What you have to do — Reproduce the material exactly, omitting nothing.

[Stored data]
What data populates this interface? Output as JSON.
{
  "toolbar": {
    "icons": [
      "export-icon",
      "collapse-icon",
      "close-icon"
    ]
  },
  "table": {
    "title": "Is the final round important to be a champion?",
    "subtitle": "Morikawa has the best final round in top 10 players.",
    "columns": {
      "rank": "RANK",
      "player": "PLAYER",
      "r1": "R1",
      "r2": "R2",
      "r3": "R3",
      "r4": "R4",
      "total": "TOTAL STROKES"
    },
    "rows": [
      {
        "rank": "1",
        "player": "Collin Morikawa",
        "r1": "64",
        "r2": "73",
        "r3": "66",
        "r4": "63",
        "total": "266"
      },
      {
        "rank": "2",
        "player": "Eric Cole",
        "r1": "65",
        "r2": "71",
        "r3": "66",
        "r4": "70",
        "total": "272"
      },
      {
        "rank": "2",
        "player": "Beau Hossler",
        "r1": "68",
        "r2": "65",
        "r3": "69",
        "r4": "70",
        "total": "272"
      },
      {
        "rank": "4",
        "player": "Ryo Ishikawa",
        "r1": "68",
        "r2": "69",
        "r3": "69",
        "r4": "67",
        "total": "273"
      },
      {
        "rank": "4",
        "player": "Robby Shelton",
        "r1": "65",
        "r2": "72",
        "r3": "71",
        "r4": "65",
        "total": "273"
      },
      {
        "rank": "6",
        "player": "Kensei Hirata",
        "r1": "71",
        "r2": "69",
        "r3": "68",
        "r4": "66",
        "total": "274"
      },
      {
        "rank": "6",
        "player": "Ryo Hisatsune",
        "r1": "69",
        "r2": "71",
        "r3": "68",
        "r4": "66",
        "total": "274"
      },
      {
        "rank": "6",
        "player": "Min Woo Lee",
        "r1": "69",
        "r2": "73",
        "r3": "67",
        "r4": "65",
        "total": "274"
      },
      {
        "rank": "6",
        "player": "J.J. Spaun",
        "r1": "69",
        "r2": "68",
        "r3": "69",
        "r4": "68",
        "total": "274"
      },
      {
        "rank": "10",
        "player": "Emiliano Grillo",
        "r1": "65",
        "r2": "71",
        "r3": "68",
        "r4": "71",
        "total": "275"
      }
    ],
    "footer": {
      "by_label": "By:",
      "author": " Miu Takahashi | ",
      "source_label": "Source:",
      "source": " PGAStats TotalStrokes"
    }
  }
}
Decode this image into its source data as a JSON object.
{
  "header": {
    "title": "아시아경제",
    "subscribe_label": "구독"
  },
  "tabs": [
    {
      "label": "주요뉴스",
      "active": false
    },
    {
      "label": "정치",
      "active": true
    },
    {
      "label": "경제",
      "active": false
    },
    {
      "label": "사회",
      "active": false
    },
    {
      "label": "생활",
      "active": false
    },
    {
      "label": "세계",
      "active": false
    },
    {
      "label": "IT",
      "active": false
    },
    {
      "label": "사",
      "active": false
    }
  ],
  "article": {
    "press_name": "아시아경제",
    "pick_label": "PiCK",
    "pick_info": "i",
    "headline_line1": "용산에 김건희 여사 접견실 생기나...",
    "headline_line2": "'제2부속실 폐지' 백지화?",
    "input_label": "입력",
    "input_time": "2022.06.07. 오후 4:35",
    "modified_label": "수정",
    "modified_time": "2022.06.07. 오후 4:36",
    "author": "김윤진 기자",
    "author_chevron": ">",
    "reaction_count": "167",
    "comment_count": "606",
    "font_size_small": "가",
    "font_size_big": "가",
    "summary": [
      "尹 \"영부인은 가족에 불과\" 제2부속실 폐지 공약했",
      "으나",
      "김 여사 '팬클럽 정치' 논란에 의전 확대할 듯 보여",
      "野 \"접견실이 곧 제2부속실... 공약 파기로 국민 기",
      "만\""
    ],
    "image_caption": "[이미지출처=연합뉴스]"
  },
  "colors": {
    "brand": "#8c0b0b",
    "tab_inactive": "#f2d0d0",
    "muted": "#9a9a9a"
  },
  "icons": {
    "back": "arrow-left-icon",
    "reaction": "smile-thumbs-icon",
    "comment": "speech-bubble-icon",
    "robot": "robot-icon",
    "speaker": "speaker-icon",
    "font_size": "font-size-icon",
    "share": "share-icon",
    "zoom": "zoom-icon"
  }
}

Task solution —
What data populates this interface? Output as JSON.
{
  "toolbar": {
    "icons": [
      "export-icon",
      "collapse-icon",
      "close-icon"
    ]
  },
  "table": {
    "title": "Is the final round important to be a champion?",
    "subtitle": "Morikawa has the best final round in top 10 players.",
    "columns": {
      "rank": "RANK",
      "player": "PLAYER",
      "r1": "R1",
      "r2": "R2",
      "r3": "R3",
      "r4": "R4",
      "total": "TOTAL STROKES"
    },
    "rows": [
      {
        "rank": "1",
        "player": "Collin Morikawa",
        "r1": "64",
        "r2": "73",
        "r3": "66",
        "r4": "63",
        "total": "266"
      },
      {
        "rank": "2",
        "player": "Eric Cole",
        "r1": "65",
        "r2": "71",
        "r3": "66",
        "r4": "70",
        "total": "272"
      },
      {
        "rank": "2",
        "player": "Beau Hossler",
        "r1": "68",
        "r2": "65",
        "r3": "69",
        "r4": "70",
        "total": "272"
      },
      {
        "rank": "4",
        "player": "Ryo Ishikawa",
        "r1": "68",
        "r2": "69",
        "r3": "69",
        "r4": "67",
        "total": "273"
      },
      {
        "rank": "4",
        "player": "Robby Shelton",
        "r1": "65",
        "r2": "72",
        "r3": "71",
        "r4": "65",
        "total": "273"
      },
      {
        "rank": "6",
        "player": "Kensei Hirata",
        "r1": "71",
        "r2": "69",
        "r3": "68",
        "r4": "66",
        "total": "274"
      },
      {
        "rank": "6",
        "player": "Ryo Hisatsune",
        "r1": "69",
        "r2": "71",
        "r3": "68",
        "r4": "66",
        "total": "274"
      },
      {
        "rank": "6",
        "player": "Min Woo Lee",
        "r1": "69",
        "r2": "73",
        "r3": "67",
        "r4": "65",
        "total": "274"
      },
      {
        "rank": "6",
        "player": "J.J. Spaun",
        "r1": "69",
        "r2": "68",
        "r3": "69",
        "r4": "68",
        "total": "274"
      },
      {
        "rank": "10",
        "player": "Emiliano Grillo",
        "r1": "65",
        "r2": "71",
        "r3": "68",
        "r4": "71",
        "total": "275"
      }
    ],
    "footer": {
      "by_label": "By:",
      "author": " Miu Takahashi | ",
      "source_label": "Source:",
      "source": " PGAStats TotalStrokes"
    }
  }
}
Decode this image into its source data as a JSON object.
{
  "header": {
    "title": "아시아경제",
    "subscribe_label": "구독"
  },
  "tabs": [
    {
      "label": "주요뉴스",
      "active": false
    },
    {
      "label": "정치",
      "active": true
    },
    {
      "label": "경제",
      "active": false
    },
    {
      "label": "사회",
      "active": false
    },
    {
      "label": "생활",
      "active": false
    },
    {
      "label": "세계",
      "active": false
    },
    {
      "label": "IT",
      "active": false
    },
    {
      "label": "사",
      "active": false
    }
  ],
  "article": {
    "press_name": "아시아경제",
    "pick_label": "PiCK",
    "pick_info": "i",
    "headline_line1": "용산에 김건희 여사 접견실 생기나...",
    "headline_line2": "'제2부속실 폐지' 백지화?",
    "input_label": "입력",
    "input_time": "2022.06.07. 오후 4:35",
    "modified_label": "수정",
    "modified_time": "2022.06.07. 오후 4:36",
    "author": "김윤진 기자",
    "author_chevron": ">",
    "reaction_count": "167",
    "comment_count": "606",
    "font_size_small": "가",
    "font_size_big": "가",
    "summary": [
      "尹 \"영부인은 가족에 불과\" 제2부속실 폐지 공약했",
      "으나",
      "김 여사 '팬클럽 정치' 논란에 의전 확대할 듯 보여",
      "野 \"접견실이 곧 제2부속실... 공약 파기로 국민 기",
      "만\""
    ],
    "image_caption": "[이미지출처=연합뉴스]"
  },
  "colors": {
    "brand": "#8c0b0b",
    "tab_inactive": "#f2d0d0",
    "muted": "#9a9a9a"
  },
  "icons": {
    "back": "arrow-left-icon",
    "reaction": "smile-thumbs-icon",
    "comment": "speech-bubble-icon",
    "robot": "robot-icon",
    "speaker": "speaker-icon",
    "font_size": "font-size-icon",
    "share": "share-icon",
    "zoom": "zoom-icon"
  }
}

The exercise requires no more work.